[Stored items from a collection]
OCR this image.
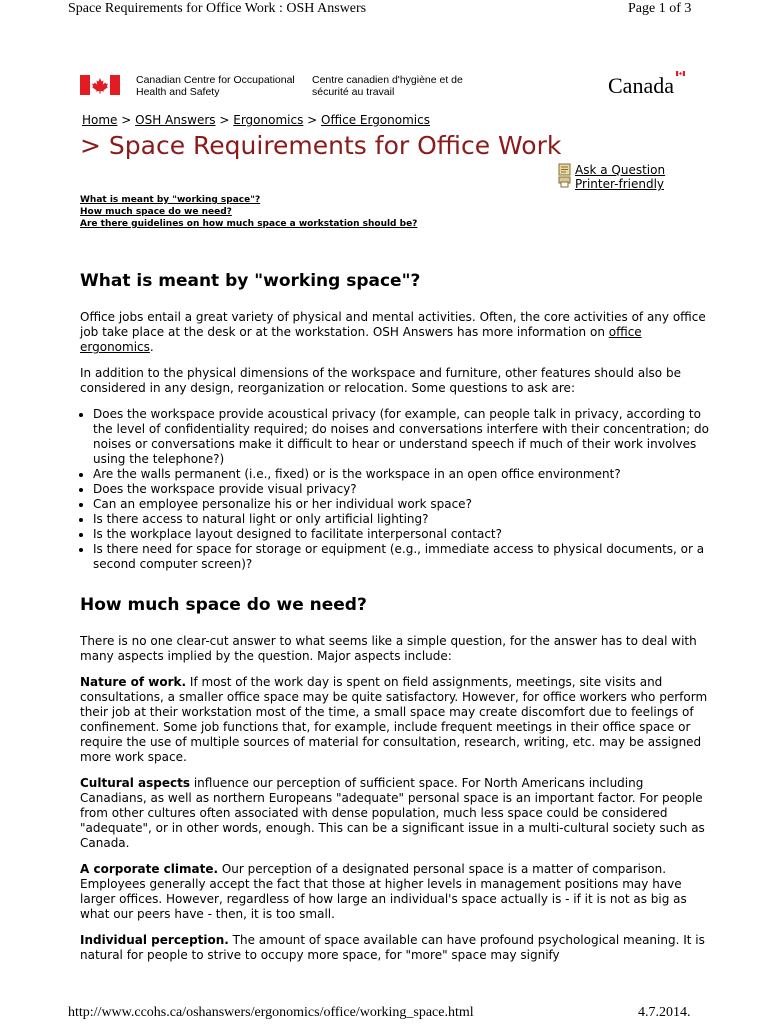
Space Requirements for Office Work : OSH Answers	Page 1 of 3
Canadian Centre for Occupational Health and Safety
Centre canadien d'hygiène et de sécurité au travail	Canada
Home > OSH Answers > Ergonomics > Office Ergonomics
> Space Requirements for Office Work
Ask a Question
Printer-friendly
What is meant by "working space"?
How much space do we need?
Are there guidelines on how much space a workstation should be?
What is meant by "working space"?

Office jobs entail a great variety of physical and mental activities. Often, the core activities of any office job take place at the desk or at the workstation. OSH Answers has more information on office ergonomics.

In addition to the physical dimensions of the workspace and furniture, other features should also be considered in any design, reorganization or relocation. Some questions to ask are:

• Does the workspace provide acoustical privacy (for example, can people talk in privacy, according to the level of confidentiality required; do noises and conversations interfere with their concentration; do noises or conversations make it difficult to hear or understand speech if much of their work involves using the telephone?)
• Are the walls permanent (i.e., fixed) or is the workspace in an open office environment?
• Does the workspace provide visual privacy?
• Can an employee personalize his or her individual work space?
• Is there access to natural light or only artificial lighting?
• Is the workplace layout designed to facilitate interpersonal contact?
• Is there need for space for storage or equipment (e.g., immediate access to physical documents, or a second computer screen)?
How much space do we need?

There is no one clear-cut answer to what seems like a simple question, for the answer has to deal with many aspects implied by the question. Major aspects include:

Nature of work. If most of the work day is spent on field assignments, meetings, site visits and consultations, a smaller office space may be quite satisfactory. However, for office workers who perform their job at their workstation most of the time, a small space may create discomfort due to feelings of confinement. Some job functions that, for example, include frequent meetings in their office space or require the use of multiple sources of material for consultation, research, writing, etc. may be assigned more work space.

Cultural aspects influence our perception of sufficient space. For North Americans including Canadians, as well as northern Europeans "adequate" personal space is an important factor. For people from other cultures often associated with dense population, much less space could be considered "adequate", or in other words, enough. This can be a significant issue in a multi-cultural society such as Canada.

A corporate climate. Our perception of a designated personal space is a matter of comparison. Employees generally accept the fact that those at higher levels in management positions may have larger offices. However, regardless of how large an individual's space actually is - if it is not as big as what our peers have - then, it is too small.

Individual perception. The amount of space available can have profound psychological meaning. It is natural for people to strive to occupy more space, for "more" space may signify

http://www.ccohs.ca/oshanswers/ergonomics/office/working_space.html	4.7.2014.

# WRITTEN REQUEST
Repeat verbatim all the material, but not the pictures.

# RESULT FOR THIS EXERCISE
OCR this image.
Space Requirements for Office Work : OSH Answers	Page 1 of 3
Canadian Centre for Occupational Health and Safety
Centre canadien d'hygiène et de sécurité au travail	Canada
Home > OSH Answers > Ergonomics > Office Ergonomics
> Space Requirements for Office Work
Ask a Question
Printer-friendly
What is meant by "working space"?
How much space do we need?
Are there guidelines on how much space a workstation should be?
What is meant by "working space"?

Office jobs entail a great variety of physical and mental activities. Often, the core activities of any office job take place at the desk or at the workstation. OSH Answers has more information on office ergonomics.

In addition to the physical dimensions of the workspace and furniture, other features should also be considered in any design, reorganization or relocation. Some questions to ask are:

• Does the workspace provide acoustical privacy (for example, can people talk in privacy, according to the level of confidentiality required; do noises and conversations interfere with their concentration; do noises or conversations make it difficult to hear or understand speech if much of their work involves using the telephone?)
• Are the walls permanent (i.e., fixed) or is the workspace in an open office environment?
• Does the workspace provide visual privacy?
• Can an employee personalize his or her individual work space?
• Is there access to natural light or only artificial lighting?
• Is the workplace layout designed to facilitate interpersonal contact?
• Is there need for space for storage or equipment (e.g., immediate access to physical documents, or a second computer screen)?
How much space do we need?

There is no one clear-cut answer to what seems like a simple question, for the answer has to deal with many aspects implied by the question. Major aspects include:

Nature of work. If most of the work day is spent on field assignments, meetings, site visits and consultations, a smaller office space may be quite satisfactory. However, for office workers who perform their job at their workstation most of the time, a small space may create discomfort due to feelings of confinement. Some job functions that, for example, include frequent meetings in their office space or require the use of multiple sources of material for consultation, research, writing, etc. may be assigned more work space.

Cultural aspects influence our perception of sufficient space. For North Americans including Canadians, as well as northern Europeans "adequate" personal space is an important factor. For people from other cultures often associated with dense population, much less space could be considered "adequate", or in other words, enough. This can be a significant issue in a multi-cultural society such as Canada.

A corporate climate. Our perception of a designated personal space is a matter of comparison. Employees generally accept the fact that those at higher levels in management positions may have larger offices. However, regardless of how large an individual's space actually is - if it is not as big as what our peers have - then, it is too small.

Individual perception. The amount of space available can have profound psychological meaning. It is natural for people to strive to occupy more space, for "more" space may signify

http://www.ccohs.ca/oshanswers/ergonomics/office/working_space.html	4.7.2014.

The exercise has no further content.